Determine how many lines in these records hold "right". Only the number is wanted.

> Data excerpts:
<<<<
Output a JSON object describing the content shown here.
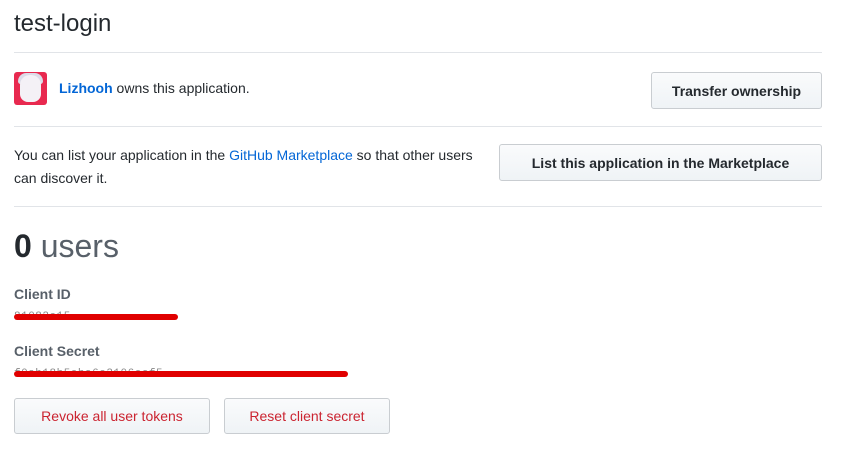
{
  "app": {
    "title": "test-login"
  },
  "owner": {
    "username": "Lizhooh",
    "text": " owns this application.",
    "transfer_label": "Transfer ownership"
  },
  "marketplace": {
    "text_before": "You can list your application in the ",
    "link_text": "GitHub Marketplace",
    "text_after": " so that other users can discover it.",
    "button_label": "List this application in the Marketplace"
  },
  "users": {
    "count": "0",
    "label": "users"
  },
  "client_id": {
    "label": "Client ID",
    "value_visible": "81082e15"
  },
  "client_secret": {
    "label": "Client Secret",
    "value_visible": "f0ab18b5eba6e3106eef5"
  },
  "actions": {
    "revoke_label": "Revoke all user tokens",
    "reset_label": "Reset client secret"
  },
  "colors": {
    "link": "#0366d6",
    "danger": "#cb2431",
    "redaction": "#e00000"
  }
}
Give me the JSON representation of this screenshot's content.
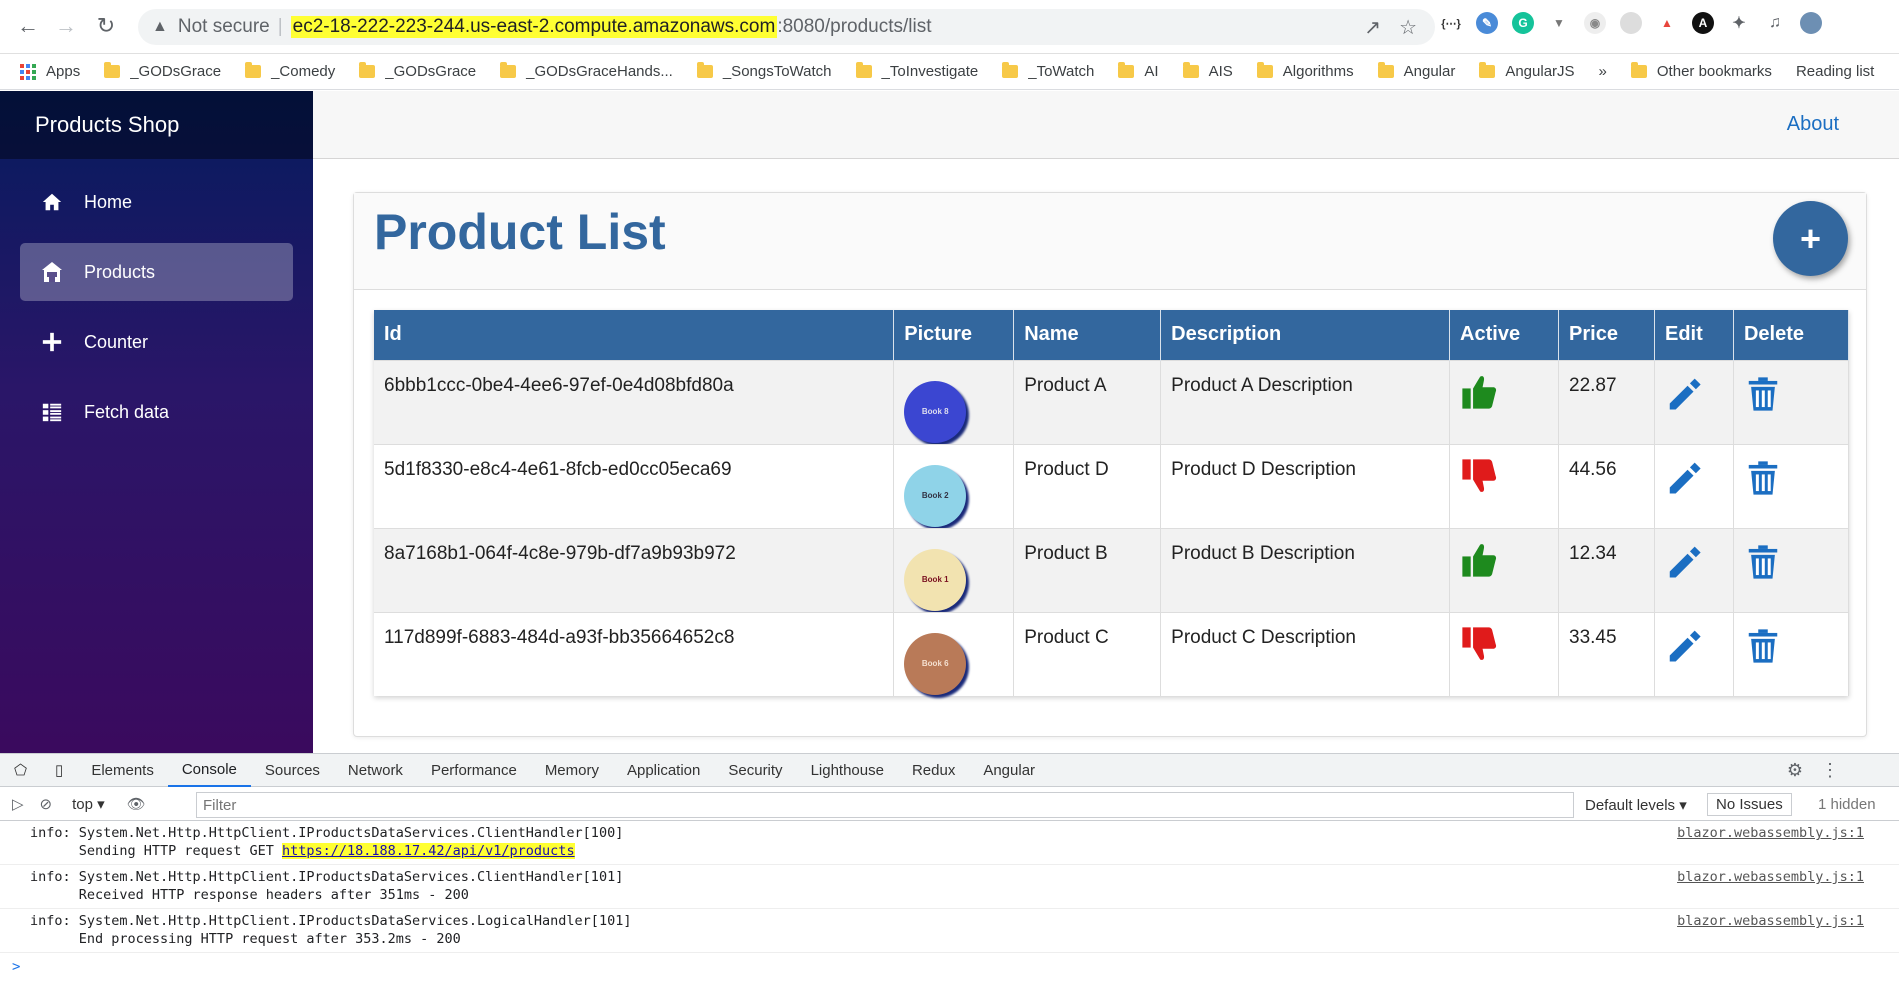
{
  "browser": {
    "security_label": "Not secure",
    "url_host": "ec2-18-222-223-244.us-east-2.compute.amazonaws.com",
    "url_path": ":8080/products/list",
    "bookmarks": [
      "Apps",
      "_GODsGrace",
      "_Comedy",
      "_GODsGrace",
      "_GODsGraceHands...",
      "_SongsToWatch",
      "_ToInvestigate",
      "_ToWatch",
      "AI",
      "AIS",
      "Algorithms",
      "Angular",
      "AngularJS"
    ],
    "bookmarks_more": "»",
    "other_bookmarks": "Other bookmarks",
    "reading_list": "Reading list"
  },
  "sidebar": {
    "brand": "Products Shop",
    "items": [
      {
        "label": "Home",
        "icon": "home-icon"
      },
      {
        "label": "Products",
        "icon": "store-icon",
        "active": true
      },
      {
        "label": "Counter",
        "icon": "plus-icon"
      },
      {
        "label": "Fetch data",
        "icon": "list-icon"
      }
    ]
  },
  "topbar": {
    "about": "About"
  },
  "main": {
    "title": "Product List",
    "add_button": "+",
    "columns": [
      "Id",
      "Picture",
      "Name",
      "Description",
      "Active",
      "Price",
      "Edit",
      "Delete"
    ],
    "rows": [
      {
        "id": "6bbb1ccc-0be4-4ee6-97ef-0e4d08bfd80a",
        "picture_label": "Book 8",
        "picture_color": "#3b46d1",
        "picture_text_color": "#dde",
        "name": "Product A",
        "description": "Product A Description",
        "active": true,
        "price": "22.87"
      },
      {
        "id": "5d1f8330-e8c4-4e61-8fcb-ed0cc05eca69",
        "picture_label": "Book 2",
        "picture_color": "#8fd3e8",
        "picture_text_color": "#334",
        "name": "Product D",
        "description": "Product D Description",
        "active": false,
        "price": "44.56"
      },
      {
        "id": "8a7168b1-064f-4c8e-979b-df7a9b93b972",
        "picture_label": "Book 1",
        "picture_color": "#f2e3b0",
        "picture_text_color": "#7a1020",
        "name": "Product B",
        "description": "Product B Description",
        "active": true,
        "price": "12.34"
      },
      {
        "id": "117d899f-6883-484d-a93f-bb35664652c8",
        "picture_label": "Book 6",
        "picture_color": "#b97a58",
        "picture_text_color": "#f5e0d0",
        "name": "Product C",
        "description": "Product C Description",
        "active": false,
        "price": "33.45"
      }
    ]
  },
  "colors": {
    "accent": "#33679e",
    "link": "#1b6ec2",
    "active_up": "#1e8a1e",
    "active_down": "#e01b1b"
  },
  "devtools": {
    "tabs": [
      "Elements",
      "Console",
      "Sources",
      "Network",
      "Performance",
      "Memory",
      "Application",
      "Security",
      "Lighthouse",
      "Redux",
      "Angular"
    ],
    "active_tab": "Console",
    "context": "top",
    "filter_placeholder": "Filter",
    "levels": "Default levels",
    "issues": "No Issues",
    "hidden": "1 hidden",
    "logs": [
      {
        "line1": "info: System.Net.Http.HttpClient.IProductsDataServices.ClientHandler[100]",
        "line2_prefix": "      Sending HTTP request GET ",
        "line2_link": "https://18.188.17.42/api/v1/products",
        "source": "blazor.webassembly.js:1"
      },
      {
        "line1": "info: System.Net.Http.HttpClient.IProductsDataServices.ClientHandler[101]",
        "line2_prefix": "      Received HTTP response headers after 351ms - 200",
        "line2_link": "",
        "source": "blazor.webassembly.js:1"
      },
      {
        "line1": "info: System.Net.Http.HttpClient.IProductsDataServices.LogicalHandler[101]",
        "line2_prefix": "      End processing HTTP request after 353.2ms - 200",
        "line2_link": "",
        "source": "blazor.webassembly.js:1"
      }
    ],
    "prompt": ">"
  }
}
>>>>
<<<<
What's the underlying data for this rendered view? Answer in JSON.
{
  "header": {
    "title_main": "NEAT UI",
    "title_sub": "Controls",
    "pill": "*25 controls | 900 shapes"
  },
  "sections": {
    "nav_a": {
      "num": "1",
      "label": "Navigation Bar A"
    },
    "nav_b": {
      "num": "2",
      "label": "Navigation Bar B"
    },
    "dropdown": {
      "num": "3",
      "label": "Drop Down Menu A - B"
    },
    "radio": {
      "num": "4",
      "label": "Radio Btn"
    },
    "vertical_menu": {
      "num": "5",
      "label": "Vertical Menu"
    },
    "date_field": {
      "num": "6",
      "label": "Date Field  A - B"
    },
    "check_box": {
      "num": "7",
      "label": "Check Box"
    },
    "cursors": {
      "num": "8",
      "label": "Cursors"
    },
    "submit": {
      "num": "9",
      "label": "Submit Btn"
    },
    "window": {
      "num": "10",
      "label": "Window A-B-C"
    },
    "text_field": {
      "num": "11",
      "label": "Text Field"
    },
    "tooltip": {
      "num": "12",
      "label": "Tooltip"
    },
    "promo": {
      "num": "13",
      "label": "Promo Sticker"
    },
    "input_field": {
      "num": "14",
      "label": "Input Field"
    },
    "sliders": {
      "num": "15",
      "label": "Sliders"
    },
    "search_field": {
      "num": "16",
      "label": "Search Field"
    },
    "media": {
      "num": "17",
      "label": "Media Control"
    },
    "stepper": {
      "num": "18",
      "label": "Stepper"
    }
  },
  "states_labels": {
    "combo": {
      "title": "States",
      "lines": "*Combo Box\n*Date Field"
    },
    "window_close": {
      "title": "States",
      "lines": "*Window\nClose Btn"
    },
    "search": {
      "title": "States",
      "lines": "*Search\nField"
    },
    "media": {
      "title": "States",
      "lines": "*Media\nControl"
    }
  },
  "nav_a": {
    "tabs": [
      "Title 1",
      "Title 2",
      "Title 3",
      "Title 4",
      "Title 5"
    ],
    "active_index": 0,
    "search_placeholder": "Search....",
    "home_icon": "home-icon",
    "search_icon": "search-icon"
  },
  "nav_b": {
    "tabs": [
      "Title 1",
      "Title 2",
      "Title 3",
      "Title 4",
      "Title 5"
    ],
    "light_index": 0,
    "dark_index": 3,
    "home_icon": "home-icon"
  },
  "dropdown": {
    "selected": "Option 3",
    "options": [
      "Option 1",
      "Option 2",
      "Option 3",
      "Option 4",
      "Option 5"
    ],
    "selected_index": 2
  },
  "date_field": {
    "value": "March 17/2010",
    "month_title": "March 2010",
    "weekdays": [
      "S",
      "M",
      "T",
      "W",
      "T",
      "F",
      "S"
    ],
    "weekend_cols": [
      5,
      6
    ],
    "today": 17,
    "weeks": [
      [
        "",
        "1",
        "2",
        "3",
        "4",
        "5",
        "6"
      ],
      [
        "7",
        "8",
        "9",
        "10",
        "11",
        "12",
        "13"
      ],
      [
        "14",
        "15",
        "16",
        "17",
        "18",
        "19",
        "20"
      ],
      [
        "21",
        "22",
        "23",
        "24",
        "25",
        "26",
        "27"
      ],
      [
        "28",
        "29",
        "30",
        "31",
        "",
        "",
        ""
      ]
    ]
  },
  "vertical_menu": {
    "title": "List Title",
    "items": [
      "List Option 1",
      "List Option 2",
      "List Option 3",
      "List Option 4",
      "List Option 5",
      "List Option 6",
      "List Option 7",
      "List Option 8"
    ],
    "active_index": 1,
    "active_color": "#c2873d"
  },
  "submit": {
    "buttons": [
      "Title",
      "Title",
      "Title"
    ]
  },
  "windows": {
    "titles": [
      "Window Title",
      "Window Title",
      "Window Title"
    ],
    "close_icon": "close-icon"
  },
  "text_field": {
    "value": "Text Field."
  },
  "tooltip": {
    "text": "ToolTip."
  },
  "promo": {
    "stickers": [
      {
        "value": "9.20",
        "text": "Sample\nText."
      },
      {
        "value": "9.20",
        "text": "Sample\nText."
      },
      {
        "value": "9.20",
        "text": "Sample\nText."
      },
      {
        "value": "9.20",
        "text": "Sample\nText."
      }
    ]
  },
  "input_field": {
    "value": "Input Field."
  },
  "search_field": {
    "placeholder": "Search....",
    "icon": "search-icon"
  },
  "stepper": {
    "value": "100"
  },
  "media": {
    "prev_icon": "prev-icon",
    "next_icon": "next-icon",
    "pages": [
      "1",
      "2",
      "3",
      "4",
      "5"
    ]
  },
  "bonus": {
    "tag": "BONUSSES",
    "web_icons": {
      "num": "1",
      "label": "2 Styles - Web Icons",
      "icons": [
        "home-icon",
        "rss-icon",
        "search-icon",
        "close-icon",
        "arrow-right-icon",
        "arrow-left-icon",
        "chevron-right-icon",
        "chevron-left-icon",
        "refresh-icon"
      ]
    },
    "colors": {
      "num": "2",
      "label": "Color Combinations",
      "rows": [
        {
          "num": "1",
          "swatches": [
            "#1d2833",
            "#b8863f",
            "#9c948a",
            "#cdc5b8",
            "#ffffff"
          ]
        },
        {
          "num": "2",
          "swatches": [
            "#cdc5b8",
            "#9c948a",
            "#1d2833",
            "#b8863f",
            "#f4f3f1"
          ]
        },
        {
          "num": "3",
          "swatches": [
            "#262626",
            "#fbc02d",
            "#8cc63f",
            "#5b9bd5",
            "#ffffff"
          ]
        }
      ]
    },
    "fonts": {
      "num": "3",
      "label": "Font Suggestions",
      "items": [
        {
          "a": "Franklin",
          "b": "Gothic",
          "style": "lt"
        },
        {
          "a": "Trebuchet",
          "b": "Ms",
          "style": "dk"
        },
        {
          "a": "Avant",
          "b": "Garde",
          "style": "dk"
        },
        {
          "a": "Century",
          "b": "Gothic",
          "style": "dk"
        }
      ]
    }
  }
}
>>>>
> SOLUTION:
2